DESCRIPTION OF THE TASK = Print all of the data exactly as written.
=====
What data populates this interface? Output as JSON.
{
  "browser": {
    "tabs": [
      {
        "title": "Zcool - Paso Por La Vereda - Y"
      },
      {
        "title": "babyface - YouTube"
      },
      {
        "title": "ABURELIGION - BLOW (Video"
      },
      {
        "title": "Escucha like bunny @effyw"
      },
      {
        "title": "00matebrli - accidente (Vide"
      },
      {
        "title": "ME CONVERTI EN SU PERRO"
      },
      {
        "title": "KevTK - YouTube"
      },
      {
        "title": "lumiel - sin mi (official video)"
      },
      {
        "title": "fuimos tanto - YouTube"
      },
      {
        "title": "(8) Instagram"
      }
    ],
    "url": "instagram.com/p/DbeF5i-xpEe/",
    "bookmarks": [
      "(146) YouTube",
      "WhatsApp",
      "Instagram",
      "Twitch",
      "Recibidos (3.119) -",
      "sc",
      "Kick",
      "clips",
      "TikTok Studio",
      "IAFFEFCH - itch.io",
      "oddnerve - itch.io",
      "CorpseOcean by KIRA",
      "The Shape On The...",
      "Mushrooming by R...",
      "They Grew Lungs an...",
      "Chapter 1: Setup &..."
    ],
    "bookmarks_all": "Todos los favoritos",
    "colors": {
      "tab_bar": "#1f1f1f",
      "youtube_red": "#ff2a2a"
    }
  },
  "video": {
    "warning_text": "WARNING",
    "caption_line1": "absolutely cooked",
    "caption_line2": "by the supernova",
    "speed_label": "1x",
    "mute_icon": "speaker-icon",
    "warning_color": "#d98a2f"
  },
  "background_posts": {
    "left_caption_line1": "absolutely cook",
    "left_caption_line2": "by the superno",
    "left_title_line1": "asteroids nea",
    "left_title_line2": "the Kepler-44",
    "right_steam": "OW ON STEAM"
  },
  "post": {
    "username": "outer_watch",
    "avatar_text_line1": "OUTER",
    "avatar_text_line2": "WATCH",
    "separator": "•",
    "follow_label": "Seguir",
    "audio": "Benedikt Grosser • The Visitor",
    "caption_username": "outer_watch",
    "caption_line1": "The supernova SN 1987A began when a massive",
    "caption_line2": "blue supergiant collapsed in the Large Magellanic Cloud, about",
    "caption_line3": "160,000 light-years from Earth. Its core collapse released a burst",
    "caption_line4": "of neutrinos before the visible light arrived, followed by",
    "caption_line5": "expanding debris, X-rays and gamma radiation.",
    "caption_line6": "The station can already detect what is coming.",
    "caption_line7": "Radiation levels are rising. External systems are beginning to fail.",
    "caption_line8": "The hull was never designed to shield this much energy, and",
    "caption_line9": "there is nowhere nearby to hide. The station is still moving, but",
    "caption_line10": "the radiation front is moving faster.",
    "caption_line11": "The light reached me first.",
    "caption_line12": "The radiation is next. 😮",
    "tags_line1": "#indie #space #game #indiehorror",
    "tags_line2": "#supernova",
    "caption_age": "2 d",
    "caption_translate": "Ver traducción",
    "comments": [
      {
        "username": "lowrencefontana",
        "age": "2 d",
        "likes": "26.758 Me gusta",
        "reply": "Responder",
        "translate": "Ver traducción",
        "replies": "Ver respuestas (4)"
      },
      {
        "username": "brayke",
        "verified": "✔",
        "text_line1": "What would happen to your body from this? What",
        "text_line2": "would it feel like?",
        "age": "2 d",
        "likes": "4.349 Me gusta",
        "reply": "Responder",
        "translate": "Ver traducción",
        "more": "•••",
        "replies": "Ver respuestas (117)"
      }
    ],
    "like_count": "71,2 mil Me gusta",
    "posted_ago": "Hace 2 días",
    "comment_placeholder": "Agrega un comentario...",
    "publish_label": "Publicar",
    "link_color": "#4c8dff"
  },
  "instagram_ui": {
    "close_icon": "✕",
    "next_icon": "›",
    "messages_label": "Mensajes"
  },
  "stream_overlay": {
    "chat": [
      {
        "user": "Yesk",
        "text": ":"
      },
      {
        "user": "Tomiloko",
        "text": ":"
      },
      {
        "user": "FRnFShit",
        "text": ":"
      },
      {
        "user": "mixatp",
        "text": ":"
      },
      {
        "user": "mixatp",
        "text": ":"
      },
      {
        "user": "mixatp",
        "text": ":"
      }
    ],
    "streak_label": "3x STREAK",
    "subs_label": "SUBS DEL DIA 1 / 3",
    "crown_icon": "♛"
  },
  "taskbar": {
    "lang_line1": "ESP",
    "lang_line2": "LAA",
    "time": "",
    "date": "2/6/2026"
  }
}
=====
ANSWER FOR THIS EXERCISE =
What data populates this interface? Output as JSON.
{
  "browser": {
    "tabs": [
      {
        "title": "Zcool - Paso Por La Vereda - Y"
      },
      {
        "title": "babyface - YouTube"
      },
      {
        "title": "ABURELIGION - BLOW (Video"
      },
      {
        "title": "Escucha like bunny @effyw"
      },
      {
        "title": "00matebrli - accidente (Vide"
      },
      {
        "title": "ME CONVERTI EN SU PERRO"
      },
      {
        "title": "KevTK - YouTube"
      },
      {
        "title": "lumiel - sin mi (official video)"
      },
      {
        "title": "fuimos tanto - YouTube"
      },
      {
        "title": "(8) Instagram"
      }
    ],
    "url": "instagram.com/p/DbeF5i-xpEe/",
    "bookmarks": [
      "(146) YouTube",
      "WhatsApp",
      "Instagram",
      "Twitch",
      "Recibidos (3.119) -",
      "sc",
      "Kick",
      "clips",
      "TikTok Studio",
      "IAFFEFCH - itch.io",
      "oddnerve - itch.io",
      "CorpseOcean by KIRA",
      "The Shape On The...",
      "Mushrooming by R...",
      "They Grew Lungs an...",
      "Chapter 1: Setup &..."
    ],
    "bookmarks_all": "Todos los favoritos",
    "colors": {
      "tab_bar": "#1f1f1f",
      "youtube_red": "#ff2a2a"
    }
  },
  "video": {
    "warning_text": "WARNING",
    "caption_line1": "absolutely cooked",
    "caption_line2": "by the supernova",
    "speed_label": "1x",
    "mute_icon": "speaker-icon",
    "warning_color": "#d98a2f"
  },
  "background_posts": {
    "left_caption_line1": "absolutely cook",
    "left_caption_line2": "by the superno",
    "left_title_line1": "asteroids nea",
    "left_title_line2": "the Kepler-44",
    "right_steam": "OW ON STEAM"
  },
  "post": {
    "username": "outer_watch",
    "avatar_text_line1": "OUTER",
    "avatar_text_line2": "WATCH",
    "separator": "•",
    "follow_label": "Seguir",
    "audio": "Benedikt Grosser • The Visitor",
    "caption_username": "outer_watch",
    "caption_line1": "The supernova SN 1987A began when a massive",
    "caption_line2": "blue supergiant collapsed in the Large Magellanic Cloud, about",
    "caption_line3": "160,000 light-years from Earth. Its core collapse released a burst",
    "caption_line4": "of neutrinos before the visible light arrived, followed by",
    "caption_line5": "expanding debris, X-rays and gamma radiation.",
    "caption_line6": "The station can already detect what is coming.",
    "caption_line7": "Radiation levels are rising. External systems are beginning to fail.",
    "caption_line8": "The hull was never designed to shield this much energy, and",
    "caption_line9": "there is nowhere nearby to hide. The station is still moving, but",
    "caption_line10": "the radiation front is moving faster.",
    "caption_line11": "The light reached me first.",
    "caption_line12": "The radiation is next. 😮",
    "tags_line1": "#indie #space #game #indiehorror",
    "tags_line2": "#supernova",
    "caption_age": "2 d",
    "caption_translate": "Ver traducción",
    "comments": [
      {
        "username": "lowrencefontana",
        "age": "2 d",
        "likes": "26.758 Me gusta",
        "reply": "Responder",
        "translate": "Ver traducción",
        "replies": "Ver respuestas (4)"
      },
      {
        "username": "brayke",
        "verified": "✔",
        "text_line1": "What would happen to your body from this? What",
        "text_line2": "would it feel like?",
        "age": "2 d",
        "likes": "4.349 Me gusta",
        "reply": "Responder",
        "translate": "Ver traducción",
        "more": "•••",
        "replies": "Ver respuestas (117)"
      }
    ],
    "like_count": "71,2 mil Me gusta",
    "posted_ago": "Hace 2 días",
    "comment_placeholder": "Agrega un comentario...",
    "publish_label": "Publicar",
    "link_color": "#4c8dff"
  },
  "instagram_ui": {
    "close_icon": "✕",
    "next_icon": "›",
    "messages_label": "Mensajes"
  },
  "stream_overlay": {
    "chat": [
      {
        "user": "Yesk",
        "text": ":"
      },
      {
        "user": "Tomiloko",
        "text": ":"
      },
      {
        "user": "FRnFShit",
        "text": ":"
      },
      {
        "user": "mixatp",
        "text": ":"
      },
      {
        "user": "mixatp",
        "text": ":"
      },
      {
        "user": "mixatp",
        "text": ":"
      }
    ],
    "streak_label": "3x STREAK",
    "subs_label": "SUBS DEL DIA 1 / 3",
    "crown_icon": "♛"
  },
  "taskbar": {
    "lang_line1": "ESP",
    "lang_line2": "LAA",
    "time": "",
    "date": "2/6/2026"
  }
}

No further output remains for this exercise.